*DATA LISTING*
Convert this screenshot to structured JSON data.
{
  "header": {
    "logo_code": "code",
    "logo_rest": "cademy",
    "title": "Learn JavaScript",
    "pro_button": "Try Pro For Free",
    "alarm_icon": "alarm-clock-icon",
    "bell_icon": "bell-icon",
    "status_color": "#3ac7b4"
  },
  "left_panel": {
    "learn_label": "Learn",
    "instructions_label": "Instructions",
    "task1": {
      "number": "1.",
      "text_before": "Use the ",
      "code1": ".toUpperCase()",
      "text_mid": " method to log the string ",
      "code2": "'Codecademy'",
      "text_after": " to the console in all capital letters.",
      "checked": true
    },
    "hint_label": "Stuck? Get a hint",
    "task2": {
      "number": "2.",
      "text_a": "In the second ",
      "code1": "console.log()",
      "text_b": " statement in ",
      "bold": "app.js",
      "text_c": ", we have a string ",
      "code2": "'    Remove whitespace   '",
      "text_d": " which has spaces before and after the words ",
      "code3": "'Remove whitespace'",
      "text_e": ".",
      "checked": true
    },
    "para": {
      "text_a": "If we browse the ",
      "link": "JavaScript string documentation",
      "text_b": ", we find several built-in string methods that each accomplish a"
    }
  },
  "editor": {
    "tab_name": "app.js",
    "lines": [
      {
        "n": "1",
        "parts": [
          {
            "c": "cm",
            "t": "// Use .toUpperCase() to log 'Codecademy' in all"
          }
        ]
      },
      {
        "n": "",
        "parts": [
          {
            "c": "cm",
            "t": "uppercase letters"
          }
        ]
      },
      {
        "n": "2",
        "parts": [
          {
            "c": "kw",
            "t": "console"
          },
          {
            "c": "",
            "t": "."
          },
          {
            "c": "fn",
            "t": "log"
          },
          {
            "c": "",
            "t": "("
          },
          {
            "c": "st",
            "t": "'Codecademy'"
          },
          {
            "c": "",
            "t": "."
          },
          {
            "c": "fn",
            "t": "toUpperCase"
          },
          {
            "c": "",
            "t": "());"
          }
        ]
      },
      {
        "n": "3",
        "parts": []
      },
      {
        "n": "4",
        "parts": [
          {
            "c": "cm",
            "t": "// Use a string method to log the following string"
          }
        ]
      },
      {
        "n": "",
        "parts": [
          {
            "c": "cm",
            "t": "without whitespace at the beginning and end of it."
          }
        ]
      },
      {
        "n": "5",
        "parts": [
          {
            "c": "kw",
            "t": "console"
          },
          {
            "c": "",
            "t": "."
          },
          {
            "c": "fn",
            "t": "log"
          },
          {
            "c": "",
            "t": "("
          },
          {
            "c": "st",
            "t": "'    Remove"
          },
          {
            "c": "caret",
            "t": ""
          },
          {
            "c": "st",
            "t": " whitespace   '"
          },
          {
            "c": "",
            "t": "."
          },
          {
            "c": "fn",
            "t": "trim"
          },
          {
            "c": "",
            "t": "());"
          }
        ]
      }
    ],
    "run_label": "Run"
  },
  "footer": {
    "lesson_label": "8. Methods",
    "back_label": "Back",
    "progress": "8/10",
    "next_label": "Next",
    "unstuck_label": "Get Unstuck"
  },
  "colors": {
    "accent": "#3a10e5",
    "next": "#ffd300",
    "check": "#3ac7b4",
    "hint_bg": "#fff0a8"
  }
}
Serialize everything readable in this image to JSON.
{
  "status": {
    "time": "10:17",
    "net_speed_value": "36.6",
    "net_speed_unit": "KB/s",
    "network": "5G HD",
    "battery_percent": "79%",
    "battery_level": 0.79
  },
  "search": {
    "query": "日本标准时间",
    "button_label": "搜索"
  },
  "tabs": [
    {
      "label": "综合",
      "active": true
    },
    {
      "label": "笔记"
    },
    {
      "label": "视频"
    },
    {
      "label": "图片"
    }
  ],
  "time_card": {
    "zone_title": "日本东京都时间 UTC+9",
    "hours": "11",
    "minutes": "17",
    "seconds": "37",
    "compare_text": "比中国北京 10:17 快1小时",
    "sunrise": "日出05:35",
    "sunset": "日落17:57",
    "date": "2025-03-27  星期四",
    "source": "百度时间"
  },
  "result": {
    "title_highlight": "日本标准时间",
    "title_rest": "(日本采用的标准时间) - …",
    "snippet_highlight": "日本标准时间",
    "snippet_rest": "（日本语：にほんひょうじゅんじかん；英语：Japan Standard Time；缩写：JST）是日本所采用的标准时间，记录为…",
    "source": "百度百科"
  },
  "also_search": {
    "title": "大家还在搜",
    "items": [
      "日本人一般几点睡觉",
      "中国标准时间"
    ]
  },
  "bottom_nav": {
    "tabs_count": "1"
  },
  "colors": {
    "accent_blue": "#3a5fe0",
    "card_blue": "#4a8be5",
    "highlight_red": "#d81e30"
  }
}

*PROBLEM DESCRIPTION*
Copy the material above verbatim.

*SOLUTION TO THE PROBLEM*
Convert this screenshot to structured JSON data.
{
  "header": {
    "logo_code": "code",
    "logo_rest": "cademy",
    "title": "Learn JavaScript",
    "pro_button": "Try Pro For Free",
    "alarm_icon": "alarm-clock-icon",
    "bell_icon": "bell-icon",
    "status_color": "#3ac7b4"
  },
  "left_panel": {
    "learn_label": "Learn",
    "instructions_label": "Instructions",
    "task1": {
      "number": "1.",
      "text_before": "Use the ",
      "code1": ".toUpperCase()",
      "text_mid": " method to log the string ",
      "code2": "'Codecademy'",
      "text_after": " to the console in all capital letters.",
      "checked": true
    },
    "hint_label": "Stuck? Get a hint",
    "task2": {
      "number": "2.",
      "text_a": "In the second ",
      "code1": "console.log()",
      "text_b": " statement in ",
      "bold": "app.js",
      "text_c": ", we have a string ",
      "code2": "'    Remove whitespace   '",
      "text_d": " which has spaces before and after the words ",
      "code3": "'Remove whitespace'",
      "text_e": ".",
      "checked": true
    },
    "para": {
      "text_a": "If we browse the ",
      "link": "JavaScript string documentation",
      "text_b": ", we find several built-in string methods that each accomplish a"
    }
  },
  "editor": {
    "tab_name": "app.js",
    "lines": [
      {
        "n": "1",
        "parts": [
          {
            "c": "cm",
            "t": "// Use .toUpperCase() to log 'Codecademy' in all"
          }
        ]
      },
      {
        "n": "",
        "parts": [
          {
            "c": "cm",
            "t": "uppercase letters"
          }
        ]
      },
      {
        "n": "2",
        "parts": [
          {
            "c": "kw",
            "t": "console"
          },
          {
            "c": "",
            "t": "."
          },
          {
            "c": "fn",
            "t": "log"
          },
          {
            "c": "",
            "t": "("
          },
          {
            "c": "st",
            "t": "'Codecademy'"
          },
          {
            "c": "",
            "t": "."
          },
          {
            "c": "fn",
            "t": "toUpperCase"
          },
          {
            "c": "",
            "t": "());"
          }
        ]
      },
      {
        "n": "3",
        "parts": []
      },
      {
        "n": "4",
        "parts": [
          {
            "c": "cm",
            "t": "// Use a string method to log the following string"
          }
        ]
      },
      {
        "n": "",
        "parts": [
          {
            "c": "cm",
            "t": "without whitespace at the beginning and end of it."
          }
        ]
      },
      {
        "n": "5",
        "parts": [
          {
            "c": "kw",
            "t": "console"
          },
          {
            "c": "",
            "t": "."
          },
          {
            "c": "fn",
            "t": "log"
          },
          {
            "c": "",
            "t": "("
          },
          {
            "c": "st",
            "t": "'    Remove"
          },
          {
            "c": "caret",
            "t": ""
          },
          {
            "c": "st",
            "t": " whitespace   '"
          },
          {
            "c": "",
            "t": "."
          },
          {
            "c": "fn",
            "t": "trim"
          },
          {
            "c": "",
            "t": "());"
          }
        ]
      }
    ],
    "run_label": "Run"
  },
  "footer": {
    "lesson_label": "8. Methods",
    "back_label": "Back",
    "progress": "8/10",
    "next_label": "Next",
    "unstuck_label": "Get Unstuck"
  },
  "colors": {
    "accent": "#3a10e5",
    "next": "#ffd300",
    "check": "#3ac7b4",
    "hint_bg": "#fff0a8"
  }
}
Serialize everything readable in this image to JSON.
{
  "status": {
    "time": "10:17",
    "net_speed_value": "36.6",
    "net_speed_unit": "KB/s",
    "network": "5G HD",
    "battery_percent": "79%",
    "battery_level": 0.79
  },
  "search": {
    "query": "日本标准时间",
    "button_label": "搜索"
  },
  "tabs": [
    {
      "label": "综合",
      "active": true
    },
    {
      "label": "笔记"
    },
    {
      "label": "视频"
    },
    {
      "label": "图片"
    }
  ],
  "time_card": {
    "zone_title": "日本东京都时间 UTC+9",
    "hours": "11",
    "minutes": "17",
    "seconds": "37",
    "compare_text": "比中国北京 10:17 快1小时",
    "sunrise": "日出05:35",
    "sunset": "日落17:57",
    "date": "2025-03-27  星期四",
    "source": "百度时间"
  },
  "result": {
    "title_highlight": "日本标准时间",
    "title_rest": "(日本采用的标准时间) - …",
    "snippet_highlight": "日本标准时间",
    "snippet_rest": "（日本语：にほんひょうじゅんじかん；英语：Japan Standard Time；缩写：JST）是日本所采用的标准时间，记录为…",
    "source": "百度百科"
  },
  "also_search": {
    "title": "大家还在搜",
    "items": [
      "日本人一般几点睡觉",
      "中国标准时间"
    ]
  },
  "bottom_nav": {
    "tabs_count": "1"
  },
  "colors": {
    "accent_blue": "#3a5fe0",
    "card_blue": "#4a8be5",
    "highlight_red": "#d81e30"
  }
}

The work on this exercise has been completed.